Data shown>
○ ○ ○
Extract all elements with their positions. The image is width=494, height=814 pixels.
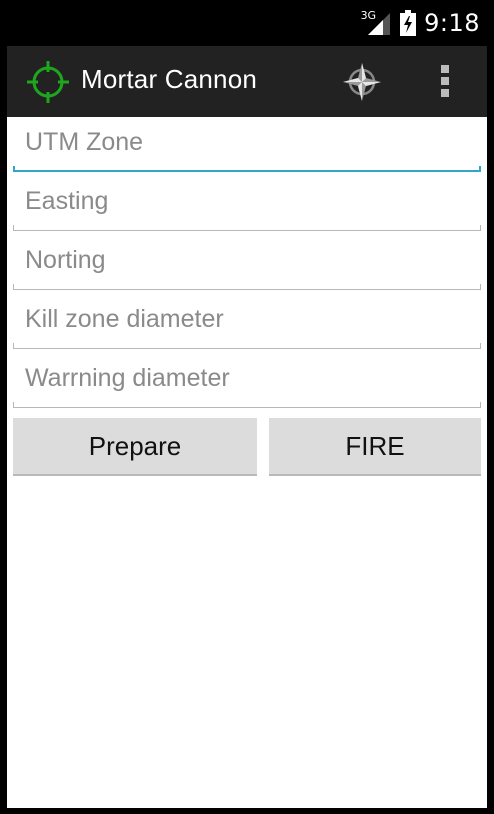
warrning-diameter-placeholder: Warrning diameter (25, 364, 230, 392)
easting-field[interactable]: Easting (13, 181, 481, 231)
overflow-dot (441, 89, 449, 97)
norting-placeholder: Norting (25, 246, 106, 274)
warrning-diameter-field[interactable]: Warrning diameter (13, 358, 481, 408)
utm-zone-field[interactable]: UTM Zone (13, 122, 481, 172)
compass-icon[interactable] (339, 59, 385, 105)
crosshair-icon[interactable] (25, 59, 71, 105)
overflow-dot (441, 77, 449, 85)
fire-button[interactable]: FIRE (269, 418, 481, 476)
norting-underline (13, 284, 481, 290)
utm-zone-underline (13, 166, 481, 172)
easting-underline (13, 225, 481, 231)
app-title: Mortar Cannon (81, 64, 258, 94)
action-bar: Mortar Cannon (7, 46, 487, 117)
status-icons: 3G 9:18 (361, 8, 480, 38)
clock: 9:18 (424, 9, 480, 37)
kill-zone-diameter-underline (13, 343, 481, 349)
network-type-label: 3G (360, 8, 377, 22)
overflow-menu-icon[interactable] (431, 62, 459, 102)
warrning-diameter-underline (13, 402, 481, 408)
battery-charging-icon (400, 10, 417, 36)
utm-zone-placeholder: UTM Zone (25, 128, 144, 156)
kill-zone-diameter-placeholder: Kill zone diameter (25, 305, 224, 333)
norting-field[interactable]: Norting (13, 240, 481, 290)
status-bar: 3G 9:18 (0, 0, 494, 46)
easting-placeholder: Easting (25, 187, 109, 215)
app-window: Mortar Cannon UTM Zone Easting Norting K… (7, 46, 487, 808)
prepare-button[interactable]: Prepare (13, 418, 257, 476)
kill-zone-diameter-field[interactable]: Kill zone diameter (13, 299, 481, 349)
overflow-dot (441, 65, 449, 73)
○ ○ ○
Rewrite the lines of the items above with "Mortar Cannon" changed to "Artillery Planner" everywhere, keeping everything else the same and leaving out the pictures.

Extract all elements with their positions. The image is width=494, height=814 pixels.
warrning-diameter-placeholder: Warrning diameter (25, 364, 230, 392)
easting-field[interactable]: Easting (13, 181, 481, 231)
overflow-dot (441, 89, 449, 97)
norting-placeholder: Norting (25, 246, 106, 274)
warrning-diameter-field[interactable]: Warrning diameter (13, 358, 481, 408)
utm-zone-field[interactable]: UTM Zone (13, 122, 481, 172)
compass-icon[interactable] (339, 59, 385, 105)
crosshair-icon[interactable] (25, 59, 71, 105)
overflow-dot (441, 77, 449, 85)
fire-button[interactable]: FIRE (269, 418, 481, 476)
norting-underline (13, 284, 481, 290)
utm-zone-underline (13, 166, 481, 172)
easting-underline (13, 225, 481, 231)
app-title: Artillery Planner (81, 64, 258, 94)
action-bar: Artillery Planner (7, 46, 487, 117)
status-icons: 3G 9:18 (361, 8, 480, 38)
clock: 9:18 (424, 9, 480, 37)
kill-zone-diameter-underline (13, 343, 481, 349)
network-type-label: 3G (360, 8, 377, 22)
overflow-menu-icon[interactable] (431, 62, 459, 102)
warrning-diameter-underline (13, 402, 481, 408)
battery-charging-icon (400, 10, 417, 36)
utm-zone-placeholder: UTM Zone (25, 128, 144, 156)
kill-zone-diameter-placeholder: Kill zone diameter (25, 305, 224, 333)
norting-field[interactable]: Norting (13, 240, 481, 290)
status-bar: 3G 9:18 (0, 0, 494, 46)
easting-placeholder: Easting (25, 187, 109, 215)
app-window: Artillery Planner UTM Zone Easting Norting K… (7, 46, 487, 808)
prepare-button[interactable]: Prepare (13, 418, 257, 476)
kill-zone-diameter-field[interactable]: Kill zone diameter (13, 299, 481, 349)
overflow-dot (441, 65, 449, 73)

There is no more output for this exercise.